Aim of the exercise
Quote all entries in full, exactly.

Data shown
_ _ _ _
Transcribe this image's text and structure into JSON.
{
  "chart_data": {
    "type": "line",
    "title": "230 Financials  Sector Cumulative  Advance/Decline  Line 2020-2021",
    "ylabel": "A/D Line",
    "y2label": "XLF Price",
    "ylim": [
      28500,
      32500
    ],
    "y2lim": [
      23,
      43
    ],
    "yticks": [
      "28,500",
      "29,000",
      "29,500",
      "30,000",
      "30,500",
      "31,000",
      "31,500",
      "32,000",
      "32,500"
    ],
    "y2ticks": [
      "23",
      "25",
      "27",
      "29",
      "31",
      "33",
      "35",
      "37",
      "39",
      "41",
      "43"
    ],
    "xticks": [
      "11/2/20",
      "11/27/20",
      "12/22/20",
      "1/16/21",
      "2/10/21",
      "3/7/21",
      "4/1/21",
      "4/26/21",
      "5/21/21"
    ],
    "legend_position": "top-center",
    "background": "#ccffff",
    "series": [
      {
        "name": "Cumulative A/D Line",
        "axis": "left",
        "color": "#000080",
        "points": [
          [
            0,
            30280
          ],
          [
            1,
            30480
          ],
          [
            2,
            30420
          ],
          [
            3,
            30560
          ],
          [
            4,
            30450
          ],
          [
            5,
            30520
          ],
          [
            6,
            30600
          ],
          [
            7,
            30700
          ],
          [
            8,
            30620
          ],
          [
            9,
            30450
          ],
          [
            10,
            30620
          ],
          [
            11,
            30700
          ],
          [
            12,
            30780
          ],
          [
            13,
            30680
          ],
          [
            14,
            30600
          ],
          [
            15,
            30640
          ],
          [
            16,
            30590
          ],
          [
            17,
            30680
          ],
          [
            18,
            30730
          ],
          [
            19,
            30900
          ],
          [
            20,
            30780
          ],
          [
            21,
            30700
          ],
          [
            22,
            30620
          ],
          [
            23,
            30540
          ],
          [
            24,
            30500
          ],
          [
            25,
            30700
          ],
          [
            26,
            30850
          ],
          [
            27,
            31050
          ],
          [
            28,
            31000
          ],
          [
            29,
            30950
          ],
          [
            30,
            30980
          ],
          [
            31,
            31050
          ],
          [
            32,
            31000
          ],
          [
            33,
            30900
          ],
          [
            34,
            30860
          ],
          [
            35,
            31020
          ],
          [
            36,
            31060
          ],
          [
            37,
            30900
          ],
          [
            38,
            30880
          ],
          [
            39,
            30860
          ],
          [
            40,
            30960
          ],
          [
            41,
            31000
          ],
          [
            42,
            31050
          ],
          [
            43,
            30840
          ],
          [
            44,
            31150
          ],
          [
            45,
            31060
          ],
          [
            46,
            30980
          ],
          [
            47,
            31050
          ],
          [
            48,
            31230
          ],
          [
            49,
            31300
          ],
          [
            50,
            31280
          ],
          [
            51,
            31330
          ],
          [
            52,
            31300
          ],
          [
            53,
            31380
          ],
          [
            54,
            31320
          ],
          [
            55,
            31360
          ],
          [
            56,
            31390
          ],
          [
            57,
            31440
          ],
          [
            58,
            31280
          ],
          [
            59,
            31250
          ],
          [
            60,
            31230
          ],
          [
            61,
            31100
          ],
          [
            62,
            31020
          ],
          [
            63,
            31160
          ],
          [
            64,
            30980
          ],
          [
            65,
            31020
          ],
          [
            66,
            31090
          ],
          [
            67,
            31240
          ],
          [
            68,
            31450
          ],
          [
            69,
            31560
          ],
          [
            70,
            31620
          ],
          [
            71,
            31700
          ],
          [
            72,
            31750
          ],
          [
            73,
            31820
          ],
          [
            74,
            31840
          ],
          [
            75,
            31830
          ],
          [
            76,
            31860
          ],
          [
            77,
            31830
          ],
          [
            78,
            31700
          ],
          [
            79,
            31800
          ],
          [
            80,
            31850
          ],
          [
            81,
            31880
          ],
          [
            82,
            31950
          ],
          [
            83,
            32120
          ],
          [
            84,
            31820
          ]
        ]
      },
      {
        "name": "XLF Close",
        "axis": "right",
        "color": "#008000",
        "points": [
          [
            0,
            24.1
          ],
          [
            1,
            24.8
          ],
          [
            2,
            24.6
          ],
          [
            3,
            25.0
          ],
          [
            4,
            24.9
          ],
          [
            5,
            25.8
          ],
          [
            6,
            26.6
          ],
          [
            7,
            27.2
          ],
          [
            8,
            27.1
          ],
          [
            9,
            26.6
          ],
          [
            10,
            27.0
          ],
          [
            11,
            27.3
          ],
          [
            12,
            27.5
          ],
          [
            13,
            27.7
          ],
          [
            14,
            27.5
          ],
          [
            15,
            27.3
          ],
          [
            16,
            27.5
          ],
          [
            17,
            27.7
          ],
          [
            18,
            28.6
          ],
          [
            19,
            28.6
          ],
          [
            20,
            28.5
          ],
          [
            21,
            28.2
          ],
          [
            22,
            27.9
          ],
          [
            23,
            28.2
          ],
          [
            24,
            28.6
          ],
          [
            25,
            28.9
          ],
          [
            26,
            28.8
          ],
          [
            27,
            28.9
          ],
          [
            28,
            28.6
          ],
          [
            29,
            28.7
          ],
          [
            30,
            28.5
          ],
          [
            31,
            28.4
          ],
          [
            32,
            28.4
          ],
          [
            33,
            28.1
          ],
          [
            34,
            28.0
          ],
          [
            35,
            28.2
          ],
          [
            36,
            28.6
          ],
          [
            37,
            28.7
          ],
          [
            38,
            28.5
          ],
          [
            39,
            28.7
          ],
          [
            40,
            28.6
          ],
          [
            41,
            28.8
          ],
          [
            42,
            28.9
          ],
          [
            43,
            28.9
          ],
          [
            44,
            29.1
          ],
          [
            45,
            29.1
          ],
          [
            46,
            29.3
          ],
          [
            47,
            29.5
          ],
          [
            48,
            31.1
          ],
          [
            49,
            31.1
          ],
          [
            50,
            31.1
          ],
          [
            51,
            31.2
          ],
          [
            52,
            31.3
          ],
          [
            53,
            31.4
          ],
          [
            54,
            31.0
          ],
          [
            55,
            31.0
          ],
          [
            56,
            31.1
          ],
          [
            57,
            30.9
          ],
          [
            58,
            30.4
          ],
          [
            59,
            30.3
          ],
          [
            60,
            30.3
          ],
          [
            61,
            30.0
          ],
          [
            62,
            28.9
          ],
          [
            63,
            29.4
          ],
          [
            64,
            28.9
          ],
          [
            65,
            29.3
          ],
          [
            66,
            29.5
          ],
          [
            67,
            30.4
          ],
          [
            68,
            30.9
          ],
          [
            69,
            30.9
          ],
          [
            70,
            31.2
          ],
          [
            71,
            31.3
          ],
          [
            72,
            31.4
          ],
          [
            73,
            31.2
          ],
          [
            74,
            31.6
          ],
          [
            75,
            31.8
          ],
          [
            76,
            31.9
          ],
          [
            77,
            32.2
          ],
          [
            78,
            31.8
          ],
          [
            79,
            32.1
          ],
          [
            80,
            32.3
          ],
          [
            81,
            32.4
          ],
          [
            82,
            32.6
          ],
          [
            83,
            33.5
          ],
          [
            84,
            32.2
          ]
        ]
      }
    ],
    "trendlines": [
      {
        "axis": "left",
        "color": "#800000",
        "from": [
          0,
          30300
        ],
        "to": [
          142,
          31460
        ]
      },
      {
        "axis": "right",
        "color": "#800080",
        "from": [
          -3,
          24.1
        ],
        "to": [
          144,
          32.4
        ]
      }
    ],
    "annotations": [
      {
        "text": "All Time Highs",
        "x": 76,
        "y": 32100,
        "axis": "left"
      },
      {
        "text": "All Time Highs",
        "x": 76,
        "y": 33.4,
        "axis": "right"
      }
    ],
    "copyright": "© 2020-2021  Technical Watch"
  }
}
_ _ _ _
Answer
Transcribe this image's text and structure into JSON.
{
  "chart_data": {
    "type": "line",
    "title": "230 Financials  Sector Cumulative  Advance/Decline  Line 2020-2021",
    "ylabel": "A/D Line",
    "y2label": "XLF Price",
    "ylim": [
      28500,
      32500
    ],
    "y2lim": [
      23,
      43
    ],
    "yticks": [
      "28,500",
      "29,000",
      "29,500",
      "30,000",
      "30,500",
      "31,000",
      "31,500",
      "32,000",
      "32,500"
    ],
    "y2ticks": [
      "23",
      "25",
      "27",
      "29",
      "31",
      "33",
      "35",
      "37",
      "39",
      "41",
      "43"
    ],
    "xticks": [
      "11/2/20",
      "11/27/20",
      "12/22/20",
      "1/16/21",
      "2/10/21",
      "3/7/21",
      "4/1/21",
      "4/26/21",
      "5/21/21"
    ],
    "legend_position": "top-center",
    "background": "#ccffff",
    "series": [
      {
        "name": "Cumulative A/D Line",
        "axis": "left",
        "color": "#000080",
        "points": [
          [
            0,
            30280
          ],
          [
            1,
            30480
          ],
          [
            2,
            30420
          ],
          [
            3,
            30560
          ],
          [
            4,
            30450
          ],
          [
            5,
            30520
          ],
          [
            6,
            30600
          ],
          [
            7,
            30700
          ],
          [
            8,
            30620
          ],
          [
            9,
            30450
          ],
          [
            10,
            30620
          ],
          [
            11,
            30700
          ],
          [
            12,
            30780
          ],
          [
            13,
            30680
          ],
          [
            14,
            30600
          ],
          [
            15,
            30640
          ],
          [
            16,
            30590
          ],
          [
            17,
            30680
          ],
          [
            18,
            30730
          ],
          [
            19,
            30900
          ],
          [
            20,
            30780
          ],
          [
            21,
            30700
          ],
          [
            22,
            30620
          ],
          [
            23,
            30540
          ],
          [
            24,
            30500
          ],
          [
            25,
            30700
          ],
          [
            26,
            30850
          ],
          [
            27,
            31050
          ],
          [
            28,
            31000
          ],
          [
            29,
            30950
          ],
          [
            30,
            30980
          ],
          [
            31,
            31050
          ],
          [
            32,
            31000
          ],
          [
            33,
            30900
          ],
          [
            34,
            30860
          ],
          [
            35,
            31020
          ],
          [
            36,
            31060
          ],
          [
            37,
            30900
          ],
          [
            38,
            30880
          ],
          [
            39,
            30860
          ],
          [
            40,
            30960
          ],
          [
            41,
            31000
          ],
          [
            42,
            31050
          ],
          [
            43,
            30840
          ],
          [
            44,
            31150
          ],
          [
            45,
            31060
          ],
          [
            46,
            30980
          ],
          [
            47,
            31050
          ],
          [
            48,
            31230
          ],
          [
            49,
            31300
          ],
          [
            50,
            31280
          ],
          [
            51,
            31330
          ],
          [
            52,
            31300
          ],
          [
            53,
            31380
          ],
          [
            54,
            31320
          ],
          [
            55,
            31360
          ],
          [
            56,
            31390
          ],
          [
            57,
            31440
          ],
          [
            58,
            31280
          ],
          [
            59,
            31250
          ],
          [
            60,
            31230
          ],
          [
            61,
            31100
          ],
          [
            62,
            31020
          ],
          [
            63,
            31160
          ],
          [
            64,
            30980
          ],
          [
            65,
            31020
          ],
          [
            66,
            31090
          ],
          [
            67,
            31240
          ],
          [
            68,
            31450
          ],
          [
            69,
            31560
          ],
          [
            70,
            31620
          ],
          [
            71,
            31700
          ],
          [
            72,
            31750
          ],
          [
            73,
            31820
          ],
          [
            74,
            31840
          ],
          [
            75,
            31830
          ],
          [
            76,
            31860
          ],
          [
            77,
            31830
          ],
          [
            78,
            31700
          ],
          [
            79,
            31800
          ],
          [
            80,
            31850
          ],
          [
            81,
            31880
          ],
          [
            82,
            31950
          ],
          [
            83,
            32120
          ],
          [
            84,
            31820
          ]
        ]
      },
      {
        "name": "XLF Close",
        "axis": "right",
        "color": "#008000",
        "points": [
          [
            0,
            24.1
          ],
          [
            1,
            24.8
          ],
          [
            2,
            24.6
          ],
          [
            3,
            25.0
          ],
          [
            4,
            24.9
          ],
          [
            5,
            25.8
          ],
          [
            6,
            26.6
          ],
          [
            7,
            27.2
          ],
          [
            8,
            27.1
          ],
          [
            9,
            26.6
          ],
          [
            10,
            27.0
          ],
          [
            11,
            27.3
          ],
          [
            12,
            27.5
          ],
          [
            13,
            27.7
          ],
          [
            14,
            27.5
          ],
          [
            15,
            27.3
          ],
          [
            16,
            27.5
          ],
          [
            17,
            27.7
          ],
          [
            18,
            28.6
          ],
          [
            19,
            28.6
          ],
          [
            20,
            28.5
          ],
          [
            21,
            28.2
          ],
          [
            22,
            27.9
          ],
          [
            23,
            28.2
          ],
          [
            24,
            28.6
          ],
          [
            25,
            28.9
          ],
          [
            26,
            28.8
          ],
          [
            27,
            28.9
          ],
          [
            28,
            28.6
          ],
          [
            29,
            28.7
          ],
          [
            30,
            28.5
          ],
          [
            31,
            28.4
          ],
          [
            32,
            28.4
          ],
          [
            33,
            28.1
          ],
          [
            34,
            28.0
          ],
          [
            35,
            28.2
          ],
          [
            36,
            28.6
          ],
          [
            37,
            28.7
          ],
          [
            38,
            28.5
          ],
          [
            39,
            28.7
          ],
          [
            40,
            28.6
          ],
          [
            41,
            28.8
          ],
          [
            42,
            28.9
          ],
          [
            43,
            28.9
          ],
          [
            44,
            29.1
          ],
          [
            45,
            29.1
          ],
          [
            46,
            29.3
          ],
          [
            47,
            29.5
          ],
          [
            48,
            31.1
          ],
          [
            49,
            31.1
          ],
          [
            50,
            31.1
          ],
          [
            51,
            31.2
          ],
          [
            52,
            31.3
          ],
          [
            53,
            31.4
          ],
          [
            54,
            31.0
          ],
          [
            55,
            31.0
          ],
          [
            56,
            31.1
          ],
          [
            57,
            30.9
          ],
          [
            58,
            30.4
          ],
          [
            59,
            30.3
          ],
          [
            60,
            30.3
          ],
          [
            61,
            30.0
          ],
          [
            62,
            28.9
          ],
          [
            63,
            29.4
          ],
          [
            64,
            28.9
          ],
          [
            65,
            29.3
          ],
          [
            66,
            29.5
          ],
          [
            67,
            30.4
          ],
          [
            68,
            30.9
          ],
          [
            69,
            30.9
          ],
          [
            70,
            31.2
          ],
          [
            71,
            31.3
          ],
          [
            72,
            31.4
          ],
          [
            73,
            31.2
          ],
          [
            74,
            31.6
          ],
          [
            75,
            31.8
          ],
          [
            76,
            31.9
          ],
          [
            77,
            32.2
          ],
          [
            78,
            31.8
          ],
          [
            79,
            32.1
          ],
          [
            80,
            32.3
          ],
          [
            81,
            32.4
          ],
          [
            82,
            32.6
          ],
          [
            83,
            33.5
          ],
          [
            84,
            32.2
          ]
        ]
      }
    ],
    "trendlines": [
      {
        "axis": "left",
        "color": "#800000",
        "from": [
          0,
          30300
        ],
        "to": [
          142,
          31460
        ]
      },
      {
        "axis": "right",
        "color": "#800080",
        "from": [
          -3,
          24.1
        ],
        "to": [
          144,
          32.4
        ]
      }
    ],
    "annotations": [
      {
        "text": "All Time Highs",
        "x": 76,
        "y": 32100,
        "axis": "left"
      },
      {
        "text": "All Time Highs",
        "x": 76,
        "y": 33.4,
        "axis": "right"
      }
    ],
    "copyright": "© 2020-2021  Technical Watch"
  }
}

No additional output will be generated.